» **Task requirements**
Repeat every entry word for word, but leave the images out of your copy.

(Source data)

Begin

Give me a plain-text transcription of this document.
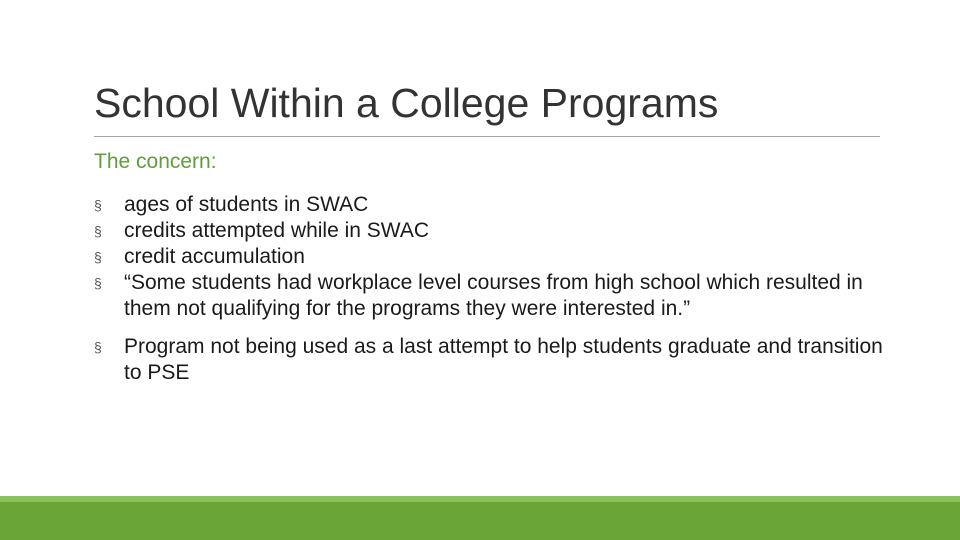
School Within a College Programs
The concern:
§ ages of students in SWAC
§ credits attempted while in SWAC
§ credit accumulation
§ “Some students had workplace level courses from high school which resulted in them not qualifying for the programs they were interested in.”
§ Program not being used as a last attempt to help students graduate and transition to PSE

End

» **Reply to the exercise**
Give me a plain-text transcription of this document.
School Within a College Programs
The concern:
§ ages of students in SWAC
§ credits attempted while in SWAC
§ credit accumulation
§ “Some students had workplace level courses from high school which resulted in them not qualifying for the programs they were interested in.”
§ Program not being used as a last attempt to help students graduate and transition to PSE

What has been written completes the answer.